Would you output the whole listing below, exactly as it reads?
--- Record list ---
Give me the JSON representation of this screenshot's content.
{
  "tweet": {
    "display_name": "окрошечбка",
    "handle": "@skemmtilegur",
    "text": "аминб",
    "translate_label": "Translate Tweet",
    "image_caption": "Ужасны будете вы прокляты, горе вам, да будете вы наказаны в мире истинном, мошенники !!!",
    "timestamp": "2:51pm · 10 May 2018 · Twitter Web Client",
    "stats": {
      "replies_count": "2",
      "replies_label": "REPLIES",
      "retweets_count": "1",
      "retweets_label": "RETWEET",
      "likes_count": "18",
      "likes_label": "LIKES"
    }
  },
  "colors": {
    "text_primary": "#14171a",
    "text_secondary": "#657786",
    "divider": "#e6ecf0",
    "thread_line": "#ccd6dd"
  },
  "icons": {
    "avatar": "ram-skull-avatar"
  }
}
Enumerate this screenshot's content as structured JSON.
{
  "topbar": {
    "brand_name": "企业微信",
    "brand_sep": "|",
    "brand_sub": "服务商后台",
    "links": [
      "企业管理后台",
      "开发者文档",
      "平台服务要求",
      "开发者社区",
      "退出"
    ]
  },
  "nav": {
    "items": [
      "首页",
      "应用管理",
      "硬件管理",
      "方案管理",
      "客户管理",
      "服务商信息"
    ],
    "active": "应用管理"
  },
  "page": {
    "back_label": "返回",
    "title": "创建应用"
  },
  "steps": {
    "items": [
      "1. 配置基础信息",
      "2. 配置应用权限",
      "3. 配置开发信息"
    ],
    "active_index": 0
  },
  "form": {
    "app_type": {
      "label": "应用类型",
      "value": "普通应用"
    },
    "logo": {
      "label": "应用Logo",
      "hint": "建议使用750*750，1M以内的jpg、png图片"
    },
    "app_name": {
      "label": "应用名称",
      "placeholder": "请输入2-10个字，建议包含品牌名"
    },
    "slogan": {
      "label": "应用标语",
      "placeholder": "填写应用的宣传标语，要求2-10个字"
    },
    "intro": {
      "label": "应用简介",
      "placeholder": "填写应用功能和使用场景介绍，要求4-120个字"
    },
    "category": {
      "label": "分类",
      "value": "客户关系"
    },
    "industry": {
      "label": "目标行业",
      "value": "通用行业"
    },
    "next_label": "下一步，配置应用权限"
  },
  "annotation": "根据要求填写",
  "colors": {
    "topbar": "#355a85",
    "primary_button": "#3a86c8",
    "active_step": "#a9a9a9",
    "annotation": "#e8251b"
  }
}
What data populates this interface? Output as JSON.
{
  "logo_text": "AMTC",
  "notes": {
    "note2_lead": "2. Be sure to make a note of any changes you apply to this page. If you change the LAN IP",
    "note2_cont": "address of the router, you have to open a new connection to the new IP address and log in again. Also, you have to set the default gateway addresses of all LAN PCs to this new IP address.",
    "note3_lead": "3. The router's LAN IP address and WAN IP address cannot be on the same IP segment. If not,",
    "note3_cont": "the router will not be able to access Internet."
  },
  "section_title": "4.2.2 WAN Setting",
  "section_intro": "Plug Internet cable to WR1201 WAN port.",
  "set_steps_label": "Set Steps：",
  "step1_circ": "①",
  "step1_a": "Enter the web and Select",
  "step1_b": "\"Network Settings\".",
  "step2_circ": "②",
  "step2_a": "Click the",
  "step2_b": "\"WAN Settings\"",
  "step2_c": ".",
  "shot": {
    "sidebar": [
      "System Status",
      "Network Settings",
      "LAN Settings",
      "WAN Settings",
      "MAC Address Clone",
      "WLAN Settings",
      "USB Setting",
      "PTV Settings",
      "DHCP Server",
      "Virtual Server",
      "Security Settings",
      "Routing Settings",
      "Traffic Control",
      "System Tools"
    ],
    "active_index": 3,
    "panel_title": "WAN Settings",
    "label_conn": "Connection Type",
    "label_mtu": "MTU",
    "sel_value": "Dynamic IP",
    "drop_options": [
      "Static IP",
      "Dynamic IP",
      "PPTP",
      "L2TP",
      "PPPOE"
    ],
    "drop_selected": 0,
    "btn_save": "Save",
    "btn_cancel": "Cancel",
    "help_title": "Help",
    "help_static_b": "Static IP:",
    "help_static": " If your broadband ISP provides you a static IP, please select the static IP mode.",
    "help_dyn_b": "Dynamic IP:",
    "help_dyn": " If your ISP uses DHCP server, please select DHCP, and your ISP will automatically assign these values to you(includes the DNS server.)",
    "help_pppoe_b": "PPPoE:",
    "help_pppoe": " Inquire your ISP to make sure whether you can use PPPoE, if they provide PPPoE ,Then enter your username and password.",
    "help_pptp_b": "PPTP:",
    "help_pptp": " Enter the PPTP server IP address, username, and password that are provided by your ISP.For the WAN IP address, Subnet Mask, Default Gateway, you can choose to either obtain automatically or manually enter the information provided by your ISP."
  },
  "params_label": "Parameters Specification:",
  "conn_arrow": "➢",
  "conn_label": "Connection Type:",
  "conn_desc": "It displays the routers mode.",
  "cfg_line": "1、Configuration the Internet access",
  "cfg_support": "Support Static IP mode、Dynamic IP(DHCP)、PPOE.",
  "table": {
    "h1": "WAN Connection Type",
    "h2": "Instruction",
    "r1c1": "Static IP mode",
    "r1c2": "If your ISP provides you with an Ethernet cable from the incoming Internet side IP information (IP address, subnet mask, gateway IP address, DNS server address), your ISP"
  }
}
---
§ **Full output**
Give me the JSON representation of this screenshot's content.
{
  "tweet": {
    "display_name": "окрошечбка",
    "handle": "@skemmtilegur",
    "text": "аминб",
    "translate_label": "Translate Tweet",
    "image_caption": "Ужасны будете вы прокляты, горе вам, да будете вы наказаны в мире истинном, мошенники !!!",
    "timestamp": "2:51pm · 10 May 2018 · Twitter Web Client",
    "stats": {
      "replies_count": "2",
      "replies_label": "REPLIES",
      "retweets_count": "1",
      "retweets_label": "RETWEET",
      "likes_count": "18",
      "likes_label": "LIKES"
    }
  },
  "colors": {
    "text_primary": "#14171a",
    "text_secondary": "#657786",
    "divider": "#e6ecf0",
    "thread_line": "#ccd6dd"
  },
  "icons": {
    "avatar": "ram-skull-avatar"
  }
}
Enumerate this screenshot's content as structured JSON.
{
  "topbar": {
    "brand_name": "企业微信",
    "brand_sep": "|",
    "brand_sub": "服务商后台",
    "links": [
      "企业管理后台",
      "开发者文档",
      "平台服务要求",
      "开发者社区",
      "退出"
    ]
  },
  "nav": {
    "items": [
      "首页",
      "应用管理",
      "硬件管理",
      "方案管理",
      "客户管理",
      "服务商信息"
    ],
    "active": "应用管理"
  },
  "page": {
    "back_label": "返回",
    "title": "创建应用"
  },
  "steps": {
    "items": [
      "1. 配置基础信息",
      "2. 配置应用权限",
      "3. 配置开发信息"
    ],
    "active_index": 0
  },
  "form": {
    "app_type": {
      "label": "应用类型",
      "value": "普通应用"
    },
    "logo": {
      "label": "应用Logo",
      "hint": "建议使用750*750，1M以内的jpg、png图片"
    },
    "app_name": {
      "label": "应用名称",
      "placeholder": "请输入2-10个字，建议包含品牌名"
    },
    "slogan": {
      "label": "应用标语",
      "placeholder": "填写应用的宣传标语，要求2-10个字"
    },
    "intro": {
      "label": "应用简介",
      "placeholder": "填写应用功能和使用场景介绍，要求4-120个字"
    },
    "category": {
      "label": "分类",
      "value": "客户关系"
    },
    "industry": {
      "label": "目标行业",
      "value": "通用行业"
    },
    "next_label": "下一步，配置应用权限"
  },
  "annotation": "根据要求填写",
  "colors": {
    "topbar": "#355a85",
    "primary_button": "#3a86c8",
    "active_step": "#a9a9a9",
    "annotation": "#e8251b"
  }
}
What data populates this interface? Output as JSON.
{
  "logo_text": "AMTC",
  "notes": {
    "note2_lead": "2. Be sure to make a note of any changes you apply to this page. If you change the LAN IP",
    "note2_cont": "address of the router, you have to open a new connection to the new IP address and log in again. Also, you have to set the default gateway addresses of all LAN PCs to this new IP address.",
    "note3_lead": "3. The router's LAN IP address and WAN IP address cannot be on the same IP segment. If not,",
    "note3_cont": "the router will not be able to access Internet."
  },
  "section_title": "4.2.2 WAN Setting",
  "section_intro": "Plug Internet cable to WR1201 WAN port.",
  "set_steps_label": "Set Steps：",
  "step1_circ": "①",
  "step1_a": "Enter the web and Select",
  "step1_b": "\"Network Settings\".",
  "step2_circ": "②",
  "step2_a": "Click the",
  "step2_b": "\"WAN Settings\"",
  "step2_c": ".",
  "shot": {
    "sidebar": [
      "System Status",
      "Network Settings",
      "LAN Settings",
      "WAN Settings",
      "MAC Address Clone",
      "WLAN Settings",
      "USB Setting",
      "PTV Settings",
      "DHCP Server",
      "Virtual Server",
      "Security Settings",
      "Routing Settings",
      "Traffic Control",
      "System Tools"
    ],
    "active_index": 3,
    "panel_title": "WAN Settings",
    "label_conn": "Connection Type",
    "label_mtu": "MTU",
    "sel_value": "Dynamic IP",
    "drop_options": [
      "Static IP",
      "Dynamic IP",
      "PPTP",
      "L2TP",
      "PPPOE"
    ],
    "drop_selected": 0,
    "btn_save": "Save",
    "btn_cancel": "Cancel",
    "help_title": "Help",
    "help_static_b": "Static IP:",
    "help_static": " If your broadband ISP provides you a static IP, please select the static IP mode.",
    "help_dyn_b": "Dynamic IP:",
    "help_dyn": " If your ISP uses DHCP server, please select DHCP, and your ISP will automatically assign these values to you(includes the DNS server.)",
    "help_pppoe_b": "PPPoE:",
    "help_pppoe": " Inquire your ISP to make sure whether you can use PPPoE, if they provide PPPoE ,Then enter your username and password.",
    "help_pptp_b": "PPTP:",
    "help_pptp": " Enter the PPTP server IP address, username, and password that are provided by your ISP.For the WAN IP address, Subnet Mask, Default Gateway, you can choose to either obtain automatically or manually enter the information provided by your ISP."
  },
  "params_label": "Parameters Specification:",
  "conn_arrow": "➢",
  "conn_label": "Connection Type:",
  "conn_desc": "It displays the routers mode.",
  "cfg_line": "1、Configuration the Internet access",
  "cfg_support": "Support Static IP mode、Dynamic IP(DHCP)、PPOE.",
  "table": {
    "h1": "WAN Connection Type",
    "h2": "Instruction",
    "r1c1": "Static IP mode",
    "r1c2": "If your ISP provides you with an Ethernet cable from the incoming Internet side IP information (IP address, subnet mask, gateway IP address, DNS server address), your ISP"
  }
}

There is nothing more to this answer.